Stored data:

/---

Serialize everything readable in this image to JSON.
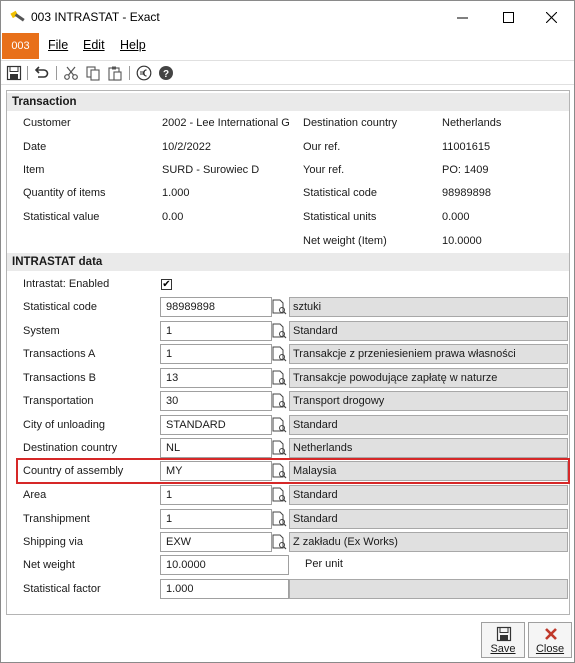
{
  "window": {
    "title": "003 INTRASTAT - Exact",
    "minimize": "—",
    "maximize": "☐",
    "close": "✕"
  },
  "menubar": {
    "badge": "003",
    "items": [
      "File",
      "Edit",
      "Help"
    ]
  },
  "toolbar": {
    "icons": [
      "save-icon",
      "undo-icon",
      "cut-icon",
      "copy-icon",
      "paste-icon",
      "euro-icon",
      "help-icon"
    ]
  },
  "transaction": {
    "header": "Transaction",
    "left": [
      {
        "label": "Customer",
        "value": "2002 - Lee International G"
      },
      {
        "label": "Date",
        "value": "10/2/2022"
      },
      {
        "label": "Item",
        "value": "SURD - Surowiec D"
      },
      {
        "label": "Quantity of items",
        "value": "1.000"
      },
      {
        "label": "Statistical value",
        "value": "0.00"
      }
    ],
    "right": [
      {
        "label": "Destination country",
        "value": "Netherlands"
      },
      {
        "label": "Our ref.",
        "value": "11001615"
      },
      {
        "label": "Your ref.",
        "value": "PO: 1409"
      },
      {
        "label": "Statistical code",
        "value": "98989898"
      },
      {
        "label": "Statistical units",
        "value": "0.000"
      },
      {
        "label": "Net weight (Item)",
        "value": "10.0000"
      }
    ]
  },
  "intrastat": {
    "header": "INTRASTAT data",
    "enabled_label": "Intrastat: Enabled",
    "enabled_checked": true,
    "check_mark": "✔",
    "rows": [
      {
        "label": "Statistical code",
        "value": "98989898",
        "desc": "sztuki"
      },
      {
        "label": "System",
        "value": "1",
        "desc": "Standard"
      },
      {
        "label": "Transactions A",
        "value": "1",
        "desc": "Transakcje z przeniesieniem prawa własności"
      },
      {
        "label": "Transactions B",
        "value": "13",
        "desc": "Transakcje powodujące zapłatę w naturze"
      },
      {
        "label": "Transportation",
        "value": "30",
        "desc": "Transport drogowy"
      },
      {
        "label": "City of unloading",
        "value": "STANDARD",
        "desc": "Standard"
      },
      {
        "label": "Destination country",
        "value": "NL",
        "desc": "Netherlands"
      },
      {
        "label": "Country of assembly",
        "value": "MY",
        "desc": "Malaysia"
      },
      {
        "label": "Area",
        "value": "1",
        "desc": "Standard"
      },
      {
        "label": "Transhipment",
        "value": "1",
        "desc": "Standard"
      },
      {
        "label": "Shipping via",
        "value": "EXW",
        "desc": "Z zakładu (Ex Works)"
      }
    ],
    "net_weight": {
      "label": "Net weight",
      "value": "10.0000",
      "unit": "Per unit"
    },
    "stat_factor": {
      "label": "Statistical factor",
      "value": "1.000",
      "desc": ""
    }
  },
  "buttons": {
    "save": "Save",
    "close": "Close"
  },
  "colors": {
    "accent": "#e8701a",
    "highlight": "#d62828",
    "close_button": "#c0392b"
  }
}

\---

What is being asked: Each entry should be repeated exactly as it appears; the pictures stay out.

Written answer:
Serialize everything readable in this image to JSON.
{
  "window": {
    "title": "003 INTRASTAT - Exact",
    "minimize": "—",
    "maximize": "☐",
    "close": "✕"
  },
  "menubar": {
    "badge": "003",
    "items": [
      "File",
      "Edit",
      "Help"
    ]
  },
  "toolbar": {
    "icons": [
      "save-icon",
      "undo-icon",
      "cut-icon",
      "copy-icon",
      "paste-icon",
      "euro-icon",
      "help-icon"
    ]
  },
  "transaction": {
    "header": "Transaction",
    "left": [
      {
        "label": "Customer",
        "value": "2002 - Lee International G"
      },
      {
        "label": "Date",
        "value": "10/2/2022"
      },
      {
        "label": "Item",
        "value": "SURD - Surowiec D"
      },
      {
        "label": "Quantity of items",
        "value": "1.000"
      },
      {
        "label": "Statistical value",
        "value": "0.00"
      }
    ],
    "right": [
      {
        "label": "Destination country",
        "value": "Netherlands"
      },
      {
        "label": "Our ref.",
        "value": "11001615"
      },
      {
        "label": "Your ref.",
        "value": "PO: 1409"
      },
      {
        "label": "Statistical code",
        "value": "98989898"
      },
      {
        "label": "Statistical units",
        "value": "0.000"
      },
      {
        "label": "Net weight (Item)",
        "value": "10.0000"
      }
    ]
  },
  "intrastat": {
    "header": "INTRASTAT data",
    "enabled_label": "Intrastat: Enabled",
    "enabled_checked": true,
    "check_mark": "✔",
    "rows": [
      {
        "label": "Statistical code",
        "value": "98989898",
        "desc": "sztuki"
      },
      {
        "label": "System",
        "value": "1",
        "desc": "Standard"
      },
      {
        "label": "Transactions A",
        "value": "1",
        "desc": "Transakcje z przeniesieniem prawa własności"
      },
      {
        "label": "Transactions B",
        "value": "13",
        "desc": "Transakcje powodujące zapłatę w naturze"
      },
      {
        "label": "Transportation",
        "value": "30",
        "desc": "Transport drogowy"
      },
      {
        "label": "City of unloading",
        "value": "STANDARD",
        "desc": "Standard"
      },
      {
        "label": "Destination country",
        "value": "NL",
        "desc": "Netherlands"
      },
      {
        "label": "Country of assembly",
        "value": "MY",
        "desc": "Malaysia"
      },
      {
        "label": "Area",
        "value": "1",
        "desc": "Standard"
      },
      {
        "label": "Transhipment",
        "value": "1",
        "desc": "Standard"
      },
      {
        "label": "Shipping via",
        "value": "EXW",
        "desc": "Z zakładu (Ex Works)"
      }
    ],
    "net_weight": {
      "label": "Net weight",
      "value": "10.0000",
      "unit": "Per unit"
    },
    "stat_factor": {
      "label": "Statistical factor",
      "value": "1.000",
      "desc": ""
    }
  },
  "buttons": {
    "save": "Save",
    "close": "Close"
  },
  "colors": {
    "accent": "#e8701a",
    "highlight": "#d62828",
    "close_button": "#c0392b"
  }
}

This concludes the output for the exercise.